Among the entries below, find how many lines carry the word "this" and state only that figure.

++++++++++++++++++++

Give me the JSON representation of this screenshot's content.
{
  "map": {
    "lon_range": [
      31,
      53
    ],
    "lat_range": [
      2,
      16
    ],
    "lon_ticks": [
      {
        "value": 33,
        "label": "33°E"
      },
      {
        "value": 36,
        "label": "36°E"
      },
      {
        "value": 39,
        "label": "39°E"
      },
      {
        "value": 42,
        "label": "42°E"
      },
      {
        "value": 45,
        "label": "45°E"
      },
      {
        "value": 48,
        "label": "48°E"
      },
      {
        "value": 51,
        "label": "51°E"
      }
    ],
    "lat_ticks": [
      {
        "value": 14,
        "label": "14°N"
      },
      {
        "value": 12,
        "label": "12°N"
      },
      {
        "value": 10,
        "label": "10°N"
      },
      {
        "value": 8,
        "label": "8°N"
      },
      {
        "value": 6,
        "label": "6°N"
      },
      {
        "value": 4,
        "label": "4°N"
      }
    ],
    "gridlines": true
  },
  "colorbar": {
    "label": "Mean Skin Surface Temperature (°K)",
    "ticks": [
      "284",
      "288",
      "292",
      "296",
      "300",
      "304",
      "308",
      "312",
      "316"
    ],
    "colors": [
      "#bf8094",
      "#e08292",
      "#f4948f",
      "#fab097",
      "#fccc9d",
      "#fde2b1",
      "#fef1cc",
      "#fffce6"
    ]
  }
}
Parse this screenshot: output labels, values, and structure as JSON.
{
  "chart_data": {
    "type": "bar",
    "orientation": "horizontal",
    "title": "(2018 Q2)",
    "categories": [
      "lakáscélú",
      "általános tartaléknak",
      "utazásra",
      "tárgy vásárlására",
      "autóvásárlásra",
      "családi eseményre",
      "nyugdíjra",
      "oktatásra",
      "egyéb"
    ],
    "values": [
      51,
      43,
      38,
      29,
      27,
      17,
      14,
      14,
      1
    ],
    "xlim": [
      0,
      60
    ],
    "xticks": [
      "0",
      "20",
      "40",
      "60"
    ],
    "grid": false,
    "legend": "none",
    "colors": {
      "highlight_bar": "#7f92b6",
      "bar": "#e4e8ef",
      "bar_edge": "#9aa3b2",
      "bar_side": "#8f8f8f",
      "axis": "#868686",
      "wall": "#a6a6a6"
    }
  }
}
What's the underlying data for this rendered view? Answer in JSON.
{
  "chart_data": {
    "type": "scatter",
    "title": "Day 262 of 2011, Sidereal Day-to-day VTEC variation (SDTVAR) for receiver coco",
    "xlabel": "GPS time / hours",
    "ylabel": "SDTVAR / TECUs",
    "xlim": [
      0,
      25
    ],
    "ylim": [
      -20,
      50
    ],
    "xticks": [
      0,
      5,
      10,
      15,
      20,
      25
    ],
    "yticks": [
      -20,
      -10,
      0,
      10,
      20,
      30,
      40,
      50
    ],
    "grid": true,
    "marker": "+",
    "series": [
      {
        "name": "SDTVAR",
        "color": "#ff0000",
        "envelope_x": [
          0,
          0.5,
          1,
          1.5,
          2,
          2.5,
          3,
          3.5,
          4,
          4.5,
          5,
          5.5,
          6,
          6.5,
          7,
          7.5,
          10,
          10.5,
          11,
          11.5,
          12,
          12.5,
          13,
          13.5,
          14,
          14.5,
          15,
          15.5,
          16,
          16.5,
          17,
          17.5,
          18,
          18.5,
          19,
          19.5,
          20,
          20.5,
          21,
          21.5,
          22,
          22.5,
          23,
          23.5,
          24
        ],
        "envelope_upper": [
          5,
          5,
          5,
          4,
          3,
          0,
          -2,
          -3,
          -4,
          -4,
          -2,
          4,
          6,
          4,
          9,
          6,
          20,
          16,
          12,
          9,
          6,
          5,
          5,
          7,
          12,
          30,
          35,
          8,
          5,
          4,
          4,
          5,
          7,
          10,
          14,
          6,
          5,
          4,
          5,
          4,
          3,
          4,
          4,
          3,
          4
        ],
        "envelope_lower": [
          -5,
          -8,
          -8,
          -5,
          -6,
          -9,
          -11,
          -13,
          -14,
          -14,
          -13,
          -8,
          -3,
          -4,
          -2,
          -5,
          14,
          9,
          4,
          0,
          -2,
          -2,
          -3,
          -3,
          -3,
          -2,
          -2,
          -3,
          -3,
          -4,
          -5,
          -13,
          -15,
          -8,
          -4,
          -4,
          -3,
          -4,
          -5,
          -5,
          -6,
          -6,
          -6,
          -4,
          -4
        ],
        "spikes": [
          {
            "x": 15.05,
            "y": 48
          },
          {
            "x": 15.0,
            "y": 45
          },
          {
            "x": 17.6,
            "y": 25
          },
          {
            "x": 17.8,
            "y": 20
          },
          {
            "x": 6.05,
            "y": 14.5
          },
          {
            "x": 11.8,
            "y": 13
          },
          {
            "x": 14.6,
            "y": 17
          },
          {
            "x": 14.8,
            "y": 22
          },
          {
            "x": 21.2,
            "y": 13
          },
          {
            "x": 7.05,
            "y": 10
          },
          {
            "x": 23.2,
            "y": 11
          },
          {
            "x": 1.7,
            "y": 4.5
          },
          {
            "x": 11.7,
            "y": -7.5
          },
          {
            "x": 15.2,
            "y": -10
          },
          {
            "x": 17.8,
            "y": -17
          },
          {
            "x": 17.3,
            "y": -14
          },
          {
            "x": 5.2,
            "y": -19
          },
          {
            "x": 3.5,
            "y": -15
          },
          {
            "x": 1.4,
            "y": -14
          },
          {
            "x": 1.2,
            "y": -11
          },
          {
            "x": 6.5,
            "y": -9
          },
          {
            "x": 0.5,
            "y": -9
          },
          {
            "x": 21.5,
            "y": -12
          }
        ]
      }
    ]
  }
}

++++++++++++++++++++

• _FINISHED ANSWER_
3